* **Material shown**:
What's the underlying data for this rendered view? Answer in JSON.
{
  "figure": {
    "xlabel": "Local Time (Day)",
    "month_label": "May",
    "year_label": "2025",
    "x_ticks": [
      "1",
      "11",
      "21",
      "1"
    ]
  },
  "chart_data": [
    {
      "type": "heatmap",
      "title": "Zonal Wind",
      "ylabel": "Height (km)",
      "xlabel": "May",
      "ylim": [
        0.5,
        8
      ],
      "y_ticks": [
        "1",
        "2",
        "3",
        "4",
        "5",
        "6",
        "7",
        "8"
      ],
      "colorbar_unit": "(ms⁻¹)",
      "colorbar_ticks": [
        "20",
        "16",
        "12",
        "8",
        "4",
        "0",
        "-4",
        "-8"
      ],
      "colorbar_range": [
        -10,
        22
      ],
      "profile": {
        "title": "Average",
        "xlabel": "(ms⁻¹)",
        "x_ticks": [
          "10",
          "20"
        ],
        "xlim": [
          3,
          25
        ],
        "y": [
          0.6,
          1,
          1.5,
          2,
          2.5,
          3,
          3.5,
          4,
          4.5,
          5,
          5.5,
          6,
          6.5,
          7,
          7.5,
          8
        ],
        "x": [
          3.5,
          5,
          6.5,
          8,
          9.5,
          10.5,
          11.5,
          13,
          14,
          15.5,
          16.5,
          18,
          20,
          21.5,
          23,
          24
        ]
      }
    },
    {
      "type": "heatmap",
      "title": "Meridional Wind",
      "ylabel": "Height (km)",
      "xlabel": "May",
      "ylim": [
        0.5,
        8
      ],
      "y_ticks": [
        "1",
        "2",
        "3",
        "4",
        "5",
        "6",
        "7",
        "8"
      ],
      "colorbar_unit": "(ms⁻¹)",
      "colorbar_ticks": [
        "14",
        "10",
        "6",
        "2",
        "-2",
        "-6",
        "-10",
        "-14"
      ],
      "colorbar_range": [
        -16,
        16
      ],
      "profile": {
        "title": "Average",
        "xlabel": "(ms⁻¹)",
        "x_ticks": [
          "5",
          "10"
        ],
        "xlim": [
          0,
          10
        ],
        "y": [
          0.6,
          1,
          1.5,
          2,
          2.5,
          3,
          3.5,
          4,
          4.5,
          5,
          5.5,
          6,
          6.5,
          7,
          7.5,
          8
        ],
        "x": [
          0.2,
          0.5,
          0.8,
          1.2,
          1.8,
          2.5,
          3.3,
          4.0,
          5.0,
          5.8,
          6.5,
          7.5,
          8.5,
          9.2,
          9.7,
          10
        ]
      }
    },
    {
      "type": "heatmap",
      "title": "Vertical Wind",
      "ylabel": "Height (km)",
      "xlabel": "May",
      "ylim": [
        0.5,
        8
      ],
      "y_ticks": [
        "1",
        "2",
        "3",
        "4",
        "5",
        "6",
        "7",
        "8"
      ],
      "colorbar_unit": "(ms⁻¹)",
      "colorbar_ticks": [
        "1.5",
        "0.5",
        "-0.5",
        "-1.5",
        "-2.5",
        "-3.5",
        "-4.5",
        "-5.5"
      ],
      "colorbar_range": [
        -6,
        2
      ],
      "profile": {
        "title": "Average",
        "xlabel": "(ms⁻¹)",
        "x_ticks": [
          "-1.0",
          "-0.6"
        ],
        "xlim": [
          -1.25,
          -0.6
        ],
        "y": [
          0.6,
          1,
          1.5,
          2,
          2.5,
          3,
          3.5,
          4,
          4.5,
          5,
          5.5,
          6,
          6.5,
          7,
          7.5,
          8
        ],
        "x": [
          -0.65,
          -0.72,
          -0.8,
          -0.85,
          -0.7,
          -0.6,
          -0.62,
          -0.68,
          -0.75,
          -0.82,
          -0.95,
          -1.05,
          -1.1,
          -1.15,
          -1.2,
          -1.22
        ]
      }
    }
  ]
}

* **Task to carry out**: Using the exact wording, write out all of the records.

* **Solution for this exercise**:
What's the underlying data for this rendered view? Answer in JSON.
{
  "figure": {
    "xlabel": "Local Time (Day)",
    "month_label": "May",
    "year_label": "2025",
    "x_ticks": [
      "1",
      "11",
      "21",
      "1"
    ]
  },
  "chart_data": [
    {
      "type": "heatmap",
      "title": "Zonal Wind",
      "ylabel": "Height (km)",
      "xlabel": "May",
      "ylim": [
        0.5,
        8
      ],
      "y_ticks": [
        "1",
        "2",
        "3",
        "4",
        "5",
        "6",
        "7",
        "8"
      ],
      "colorbar_unit": "(ms⁻¹)",
      "colorbar_ticks": [
        "20",
        "16",
        "12",
        "8",
        "4",
        "0",
        "-4",
        "-8"
      ],
      "colorbar_range": [
        -10,
        22
      ],
      "profile": {
        "title": "Average",
        "xlabel": "(ms⁻¹)",
        "x_ticks": [
          "10",
          "20"
        ],
        "xlim": [
          3,
          25
        ],
        "y": [
          0.6,
          1,
          1.5,
          2,
          2.5,
          3,
          3.5,
          4,
          4.5,
          5,
          5.5,
          6,
          6.5,
          7,
          7.5,
          8
        ],
        "x": [
          3.5,
          5,
          6.5,
          8,
          9.5,
          10.5,
          11.5,
          13,
          14,
          15.5,
          16.5,
          18,
          20,
          21.5,
          23,
          24
        ]
      }
    },
    {
      "type": "heatmap",
      "title": "Meridional Wind",
      "ylabel": "Height (km)",
      "xlabel": "May",
      "ylim": [
        0.5,
        8
      ],
      "y_ticks": [
        "1",
        "2",
        "3",
        "4",
        "5",
        "6",
        "7",
        "8"
      ],
      "colorbar_unit": "(ms⁻¹)",
      "colorbar_ticks": [
        "14",
        "10",
        "6",
        "2",
        "-2",
        "-6",
        "-10",
        "-14"
      ],
      "colorbar_range": [
        -16,
        16
      ],
      "profile": {
        "title": "Average",
        "xlabel": "(ms⁻¹)",
        "x_ticks": [
          "5",
          "10"
        ],
        "xlim": [
          0,
          10
        ],
        "y": [
          0.6,
          1,
          1.5,
          2,
          2.5,
          3,
          3.5,
          4,
          4.5,
          5,
          5.5,
          6,
          6.5,
          7,
          7.5,
          8
        ],
        "x": [
          0.2,
          0.5,
          0.8,
          1.2,
          1.8,
          2.5,
          3.3,
          4.0,
          5.0,
          5.8,
          6.5,
          7.5,
          8.5,
          9.2,
          9.7,
          10
        ]
      }
    },
    {
      "type": "heatmap",
      "title": "Vertical Wind",
      "ylabel": "Height (km)",
      "xlabel": "May",
      "ylim": [
        0.5,
        8
      ],
      "y_ticks": [
        "1",
        "2",
        "3",
        "4",
        "5",
        "6",
        "7",
        "8"
      ],
      "colorbar_unit": "(ms⁻¹)",
      "colorbar_ticks": [
        "1.5",
        "0.5",
        "-0.5",
        "-1.5",
        "-2.5",
        "-3.5",
        "-4.5",
        "-5.5"
      ],
      "colorbar_range": [
        -6,
        2
      ],
      "profile": {
        "title": "Average",
        "xlabel": "(ms⁻¹)",
        "x_ticks": [
          "-1.0",
          "-0.6"
        ],
        "xlim": [
          -1.25,
          -0.6
        ],
        "y": [
          0.6,
          1,
          1.5,
          2,
          2.5,
          3,
          3.5,
          4,
          4.5,
          5,
          5.5,
          6,
          6.5,
          7,
          7.5,
          8
        ],
        "x": [
          -0.65,
          -0.72,
          -0.8,
          -0.85,
          -0.7,
          -0.6,
          -0.62,
          -0.68,
          -0.75,
          -0.82,
          -0.95,
          -1.05,
          -1.1,
          -1.15,
          -1.2,
          -1.22
        ]
      }
    }
  ]
}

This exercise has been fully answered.